--- OBJECTIVE ---
Filter the data for lines with the word "structured", then copy every line so identified.

— begin RECORDS FOR THE TASK —

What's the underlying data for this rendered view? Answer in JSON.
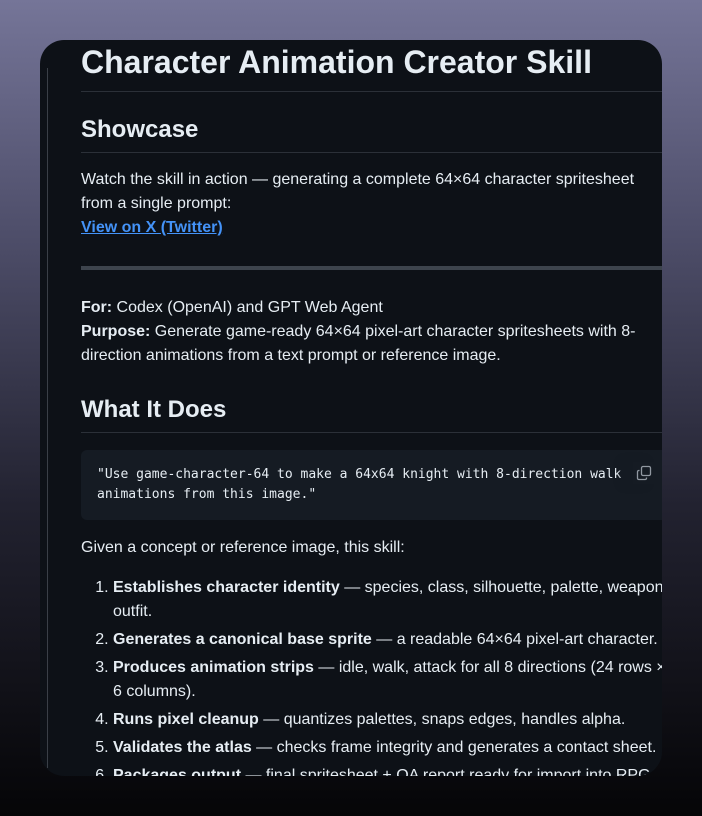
{
  "title": "Character Animation Creator Skill",
  "showcase": {
    "heading": "Showcase",
    "intro": "Watch the skill in action — generating a complete 64×64 character spritesheet from a single prompt:",
    "link_label": "View on X (Twitter)"
  },
  "meta": {
    "for_label": "For:",
    "for_value": " Codex (OpenAI) and GPT Web Agent",
    "purpose_label": "Purpose:",
    "purpose_value": " Generate game-ready 64×64 pixel-art character spritesheets with 8-direction animations from a text prompt or reference image."
  },
  "what_it_does": {
    "heading": "What It Does",
    "code_line1": "\"Use game-character-64 to make a 64x64 knight with 8-direction walk",
    "code_line2": "animations from this image.\"",
    "copy_icon": "copy-icon",
    "given_text": "Given a concept or reference image, this skill:",
    "steps": [
      {
        "bold": "Establishes character identity",
        "rest": " — species, class, silhouette, palette, weapon, outfit."
      },
      {
        "bold": "Generates a canonical base sprite",
        "rest": " — a readable 64×64 pixel-art character."
      },
      {
        "bold": "Produces animation strips",
        "rest": " — idle, walk, attack for all 8 directions (24 rows × 6 columns)."
      },
      {
        "bold": "Runs pixel cleanup",
        "rest": " — quantizes palettes, snaps edges, handles alpha."
      },
      {
        "bold": "Validates the atlas",
        "rest": " — checks frame integrity and generates a contact sheet."
      },
      {
        "bold": "Packages output",
        "rest": " — final spritesheet + QA report ready for import into RPG engines."
      }
    ]
  },
  "colors": {
    "background": "#0d1117",
    "text": "#e6edf3",
    "link": "#4493f8",
    "code_bg": "#151b23"
  }
}
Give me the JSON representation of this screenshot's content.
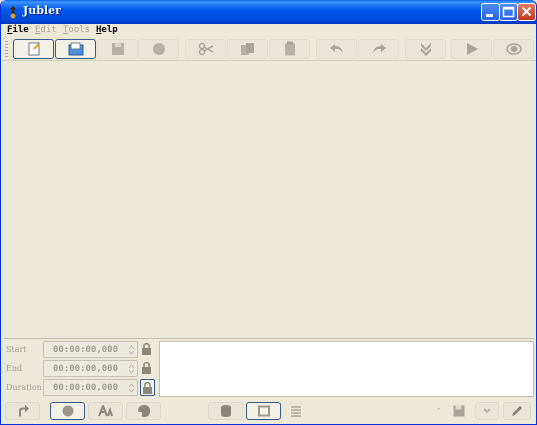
{
  "window": {
    "title": "Jubler"
  },
  "menu": {
    "items": [
      {
        "label": "File",
        "enabled": true
      },
      {
        "label": "Edit",
        "enabled": false
      },
      {
        "label": "Tools",
        "enabled": false
      },
      {
        "label": "Help",
        "enabled": true
      }
    ]
  },
  "toolbar": {
    "icons": [
      "new-file-icon",
      "open-file-icon",
      "save-icon",
      "info-icon",
      "cut-icon",
      "copy-icon",
      "paste-icon",
      "undo-icon",
      "redo-icon",
      "jump-down-icon",
      "play-icon",
      "preview-icon"
    ]
  },
  "timing": {
    "start_label": "Start",
    "end_label": "End",
    "duration_label": "Duration",
    "start_value": "00:00:00,000",
    "end_value": "00:00:00,000",
    "duration_value": "00:00:00,000"
  },
  "statusbar": {
    "separator": "-"
  },
  "colors": {
    "title_bar": "#0058ee",
    "background": "#ece9d8",
    "active_border": "#3a5a8c",
    "disabled_text": "#a09d8e"
  }
}
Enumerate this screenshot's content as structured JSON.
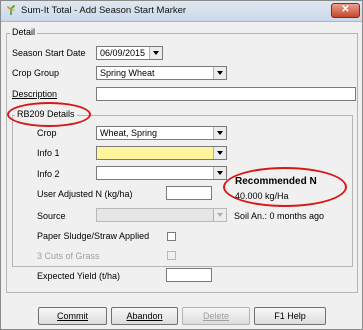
{
  "window": {
    "title": "Sum-It Total - Add Season Start Marker",
    "close_glyph": "✕"
  },
  "detail": {
    "legend": "Detail",
    "season_start_date_label": "Season Start Date",
    "season_start_date_value": "06/09/2015",
    "crop_group_label": "Crop Group",
    "crop_group_value": "Spring Wheat",
    "description_label": "Description",
    "description_value": ""
  },
  "rb209": {
    "legend": "RB209 Details",
    "crop_label": "Crop",
    "crop_value": "Wheat, Spring",
    "info1_label": "Info 1",
    "info1_value": "",
    "info2_label": "Info 2",
    "info2_value": "",
    "user_adjusted_n_label": "User Adjusted N (kg/ha)",
    "user_adjusted_n_value": "",
    "recommended_n_title": "Recommended N",
    "recommended_n_value": "40.000 kg/Ha",
    "source_label": "Source",
    "source_value": "",
    "soil_an_text": "Soil An.: 0 months ago",
    "paper_sludge_label": "Paper Sludge/Straw Applied",
    "three_cuts_label": "3 Cuts of Grass",
    "expected_yield_label": "Expected Yield (t/ha)",
    "expected_yield_value": ""
  },
  "buttons": {
    "commit": "Commit",
    "abandon": "Abandon",
    "delete": "Delete",
    "help": "F1 Help"
  },
  "colors": {
    "highlight_ellipse": "#d81818",
    "info1_fill": "#fff59d"
  }
}
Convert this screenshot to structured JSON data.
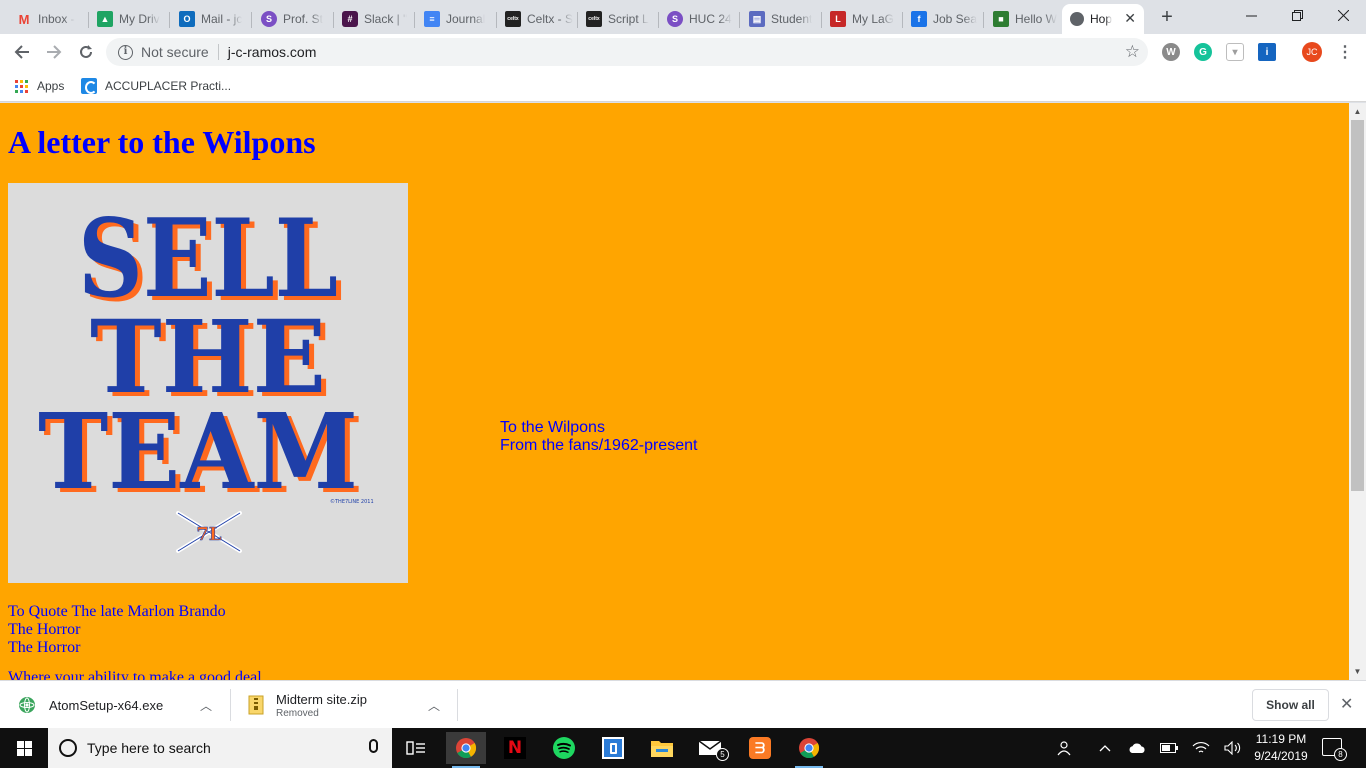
{
  "browser": {
    "tabs": [
      {
        "label": "Inbox -",
        "icon": "gmail-icon",
        "color": "#ea4335",
        "glyph": "M"
      },
      {
        "label": "My Driv",
        "icon": "google-drive-icon",
        "color": "#1fa463",
        "glyph": "▲"
      },
      {
        "label": "Mail - jc",
        "icon": "outlook-icon",
        "color": "#0f6cbd",
        "glyph": "O"
      },
      {
        "label": "Prof. St",
        "icon": "simplenote-icon",
        "color": "#7b4fc4",
        "glyph": "S"
      },
      {
        "label": "Slack | \"",
        "icon": "slack-icon",
        "color": "#4a154b",
        "glyph": "#"
      },
      {
        "label": "Journal",
        "icon": "google-docs-icon",
        "color": "#4285f4",
        "glyph": "≡"
      },
      {
        "label": "Celtx - S",
        "icon": "celtx-icon",
        "color": "#222222",
        "glyph": "celtx"
      },
      {
        "label": "Script L",
        "icon": "celtx-icon",
        "color": "#222222",
        "glyph": "celtx"
      },
      {
        "label": "HUC 24",
        "icon": "simplenote-icon",
        "color": "#7b4fc4",
        "glyph": "S"
      },
      {
        "label": "Student",
        "icon": "document-icon",
        "color": "#5c6bc0",
        "glyph": "▤"
      },
      {
        "label": "My LaG",
        "icon": "lagcc-icon",
        "color": "#c62828",
        "glyph": "L"
      },
      {
        "label": "Job Sea",
        "icon": "job-search-icon",
        "color": "#1a73e8",
        "glyph": "f"
      },
      {
        "label": "Hello W",
        "icon": "cube-icon",
        "color": "#2e7d32",
        "glyph": "■"
      }
    ],
    "active_tab": {
      "label": "Hop",
      "icon": "globe-icon"
    },
    "url_security": "Not secure",
    "url": "j-c-ramos.com",
    "profile_initials": "JC",
    "bookmarks": [
      {
        "label": "Apps",
        "icon": "apps-grid-icon"
      },
      {
        "label": "ACCUPLACER Practi...",
        "icon": "accuplacer-icon"
      }
    ]
  },
  "page": {
    "title": "A letter to the Wilpons",
    "poster": {
      "lines": [
        "SELL",
        "THE",
        "TEAM"
      ],
      "copyright": "©THE7LINE 2011",
      "logo_text": "7L",
      "primary_color": "#1f3fa8",
      "shadow_color": "#ff6a1f",
      "background": "#dcdcdc"
    },
    "side_note": [
      "To the Wilpons",
      "From the fans/1962-present"
    ],
    "quote": [
      "To Quote The late Marlon Brando",
      "The Horror",
      "The Horror"
    ],
    "cut_line": "Where your ability to make a good deal",
    "background": "#ffa500",
    "text_color": "#0000ff"
  },
  "downloads": {
    "items": [
      {
        "name": "AtomSetup-x64.exe",
        "status": "",
        "icon": "atom-installer-icon"
      },
      {
        "name": "Midterm site.zip",
        "status": "Removed",
        "icon": "zip-file-icon"
      }
    ],
    "show_all_label": "Show all"
  },
  "taskbar": {
    "search_placeholder": "Type here to search",
    "apps": [
      "chrome-icon",
      "netflix-icon",
      "spotify-icon",
      "device-manager-icon",
      "file-explorer-icon",
      "mail-icon",
      "xampp-icon",
      "chrome-icon"
    ],
    "mail_badge": "5",
    "time": "11:19 PM",
    "date": "9/24/2019",
    "notification_count": "8"
  }
}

— end RECORDS FOR THE TASK —

--- WORKED SOLUTION ---
Enumerate this screenshot's content as structured JSON.
Convert this screenshot to structured JSON data.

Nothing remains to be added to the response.